### What needs to be done
In the listing below, count the lines with "house" and report only the figure.

### Stored data
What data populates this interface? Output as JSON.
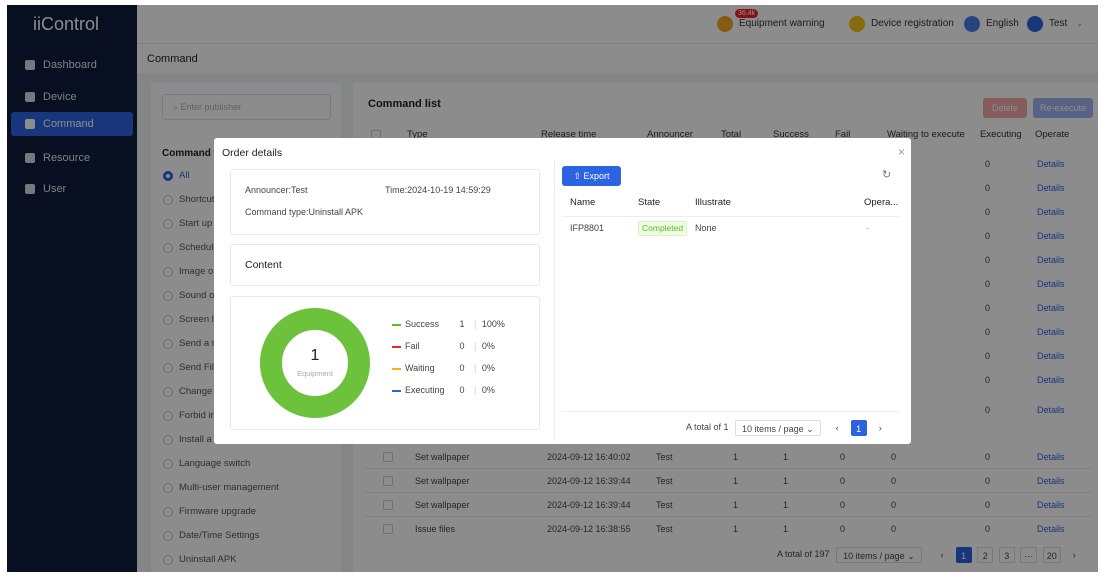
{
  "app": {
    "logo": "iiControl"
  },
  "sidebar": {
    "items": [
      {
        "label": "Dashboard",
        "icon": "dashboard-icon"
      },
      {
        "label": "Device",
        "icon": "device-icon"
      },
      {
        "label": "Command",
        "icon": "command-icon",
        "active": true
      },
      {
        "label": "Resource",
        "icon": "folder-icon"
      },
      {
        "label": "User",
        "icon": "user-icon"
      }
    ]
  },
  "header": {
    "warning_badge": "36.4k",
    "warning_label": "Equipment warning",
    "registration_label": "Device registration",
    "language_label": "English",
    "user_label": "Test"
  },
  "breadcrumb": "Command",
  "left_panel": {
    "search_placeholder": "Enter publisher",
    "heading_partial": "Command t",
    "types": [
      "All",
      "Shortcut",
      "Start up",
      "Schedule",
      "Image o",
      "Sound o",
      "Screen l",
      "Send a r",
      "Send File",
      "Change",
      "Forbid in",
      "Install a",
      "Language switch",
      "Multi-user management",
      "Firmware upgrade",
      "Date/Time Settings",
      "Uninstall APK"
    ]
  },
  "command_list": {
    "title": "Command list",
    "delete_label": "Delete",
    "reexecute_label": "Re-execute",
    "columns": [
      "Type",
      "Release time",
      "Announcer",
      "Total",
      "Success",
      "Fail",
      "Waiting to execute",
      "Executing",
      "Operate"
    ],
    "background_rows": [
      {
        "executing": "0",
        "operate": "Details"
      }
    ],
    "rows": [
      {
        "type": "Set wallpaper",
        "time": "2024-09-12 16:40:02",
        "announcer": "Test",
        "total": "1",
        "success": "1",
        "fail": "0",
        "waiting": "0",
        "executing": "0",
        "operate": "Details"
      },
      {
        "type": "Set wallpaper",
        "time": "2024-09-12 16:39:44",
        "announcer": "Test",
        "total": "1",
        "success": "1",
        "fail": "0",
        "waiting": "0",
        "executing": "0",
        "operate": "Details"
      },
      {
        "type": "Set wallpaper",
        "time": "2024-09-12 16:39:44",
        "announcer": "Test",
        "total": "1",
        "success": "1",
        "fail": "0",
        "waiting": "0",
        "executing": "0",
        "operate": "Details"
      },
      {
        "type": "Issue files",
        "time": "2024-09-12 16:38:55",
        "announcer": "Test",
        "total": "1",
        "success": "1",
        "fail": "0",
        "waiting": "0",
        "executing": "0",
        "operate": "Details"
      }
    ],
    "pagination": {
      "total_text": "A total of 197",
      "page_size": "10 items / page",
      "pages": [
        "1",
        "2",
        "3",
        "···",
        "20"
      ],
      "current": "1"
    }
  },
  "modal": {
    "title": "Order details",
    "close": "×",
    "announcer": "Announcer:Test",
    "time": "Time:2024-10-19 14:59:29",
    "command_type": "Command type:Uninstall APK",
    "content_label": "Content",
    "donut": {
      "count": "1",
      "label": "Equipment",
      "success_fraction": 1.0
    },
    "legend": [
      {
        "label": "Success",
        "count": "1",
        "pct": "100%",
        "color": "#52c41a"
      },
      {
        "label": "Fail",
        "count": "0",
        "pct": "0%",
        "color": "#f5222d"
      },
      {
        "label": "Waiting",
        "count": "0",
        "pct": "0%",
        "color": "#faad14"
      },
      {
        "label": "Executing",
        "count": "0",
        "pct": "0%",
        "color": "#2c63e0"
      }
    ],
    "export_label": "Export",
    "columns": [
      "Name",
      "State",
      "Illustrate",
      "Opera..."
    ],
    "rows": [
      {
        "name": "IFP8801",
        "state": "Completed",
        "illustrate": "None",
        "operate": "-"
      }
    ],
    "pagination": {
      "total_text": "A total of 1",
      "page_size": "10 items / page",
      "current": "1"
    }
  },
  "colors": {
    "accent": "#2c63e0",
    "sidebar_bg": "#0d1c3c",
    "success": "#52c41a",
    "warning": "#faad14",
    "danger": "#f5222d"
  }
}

--

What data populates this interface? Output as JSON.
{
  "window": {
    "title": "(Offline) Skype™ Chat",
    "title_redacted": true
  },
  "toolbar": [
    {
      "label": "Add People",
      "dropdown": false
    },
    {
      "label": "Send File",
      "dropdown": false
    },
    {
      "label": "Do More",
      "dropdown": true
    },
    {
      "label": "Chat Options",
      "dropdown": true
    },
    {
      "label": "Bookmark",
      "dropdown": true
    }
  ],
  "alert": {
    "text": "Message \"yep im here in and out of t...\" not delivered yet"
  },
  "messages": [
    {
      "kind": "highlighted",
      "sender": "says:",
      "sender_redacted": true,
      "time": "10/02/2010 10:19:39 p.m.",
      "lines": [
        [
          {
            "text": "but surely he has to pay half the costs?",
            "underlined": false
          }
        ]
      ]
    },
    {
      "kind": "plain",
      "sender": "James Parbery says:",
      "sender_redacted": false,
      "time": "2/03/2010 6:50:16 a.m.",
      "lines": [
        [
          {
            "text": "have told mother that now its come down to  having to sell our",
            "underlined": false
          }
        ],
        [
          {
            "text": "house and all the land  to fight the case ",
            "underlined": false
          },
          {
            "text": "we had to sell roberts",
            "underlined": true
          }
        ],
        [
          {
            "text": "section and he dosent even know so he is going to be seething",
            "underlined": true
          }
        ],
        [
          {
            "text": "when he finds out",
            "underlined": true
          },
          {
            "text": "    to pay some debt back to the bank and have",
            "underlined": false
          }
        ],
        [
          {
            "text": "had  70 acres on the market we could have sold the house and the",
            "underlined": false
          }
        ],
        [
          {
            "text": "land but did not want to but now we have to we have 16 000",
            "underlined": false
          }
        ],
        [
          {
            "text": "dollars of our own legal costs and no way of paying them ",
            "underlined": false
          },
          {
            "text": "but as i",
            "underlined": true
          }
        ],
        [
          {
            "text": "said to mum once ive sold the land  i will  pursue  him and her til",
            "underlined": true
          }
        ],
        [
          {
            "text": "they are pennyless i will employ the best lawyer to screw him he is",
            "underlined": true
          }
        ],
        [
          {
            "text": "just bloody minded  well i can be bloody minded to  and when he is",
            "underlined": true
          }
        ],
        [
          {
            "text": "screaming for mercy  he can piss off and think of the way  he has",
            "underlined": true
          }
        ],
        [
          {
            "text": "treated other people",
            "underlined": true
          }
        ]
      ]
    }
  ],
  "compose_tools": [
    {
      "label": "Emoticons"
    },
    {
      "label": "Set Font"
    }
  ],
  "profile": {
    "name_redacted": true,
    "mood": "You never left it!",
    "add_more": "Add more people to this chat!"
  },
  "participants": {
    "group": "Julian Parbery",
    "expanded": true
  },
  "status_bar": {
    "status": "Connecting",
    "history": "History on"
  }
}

### Response to the task
2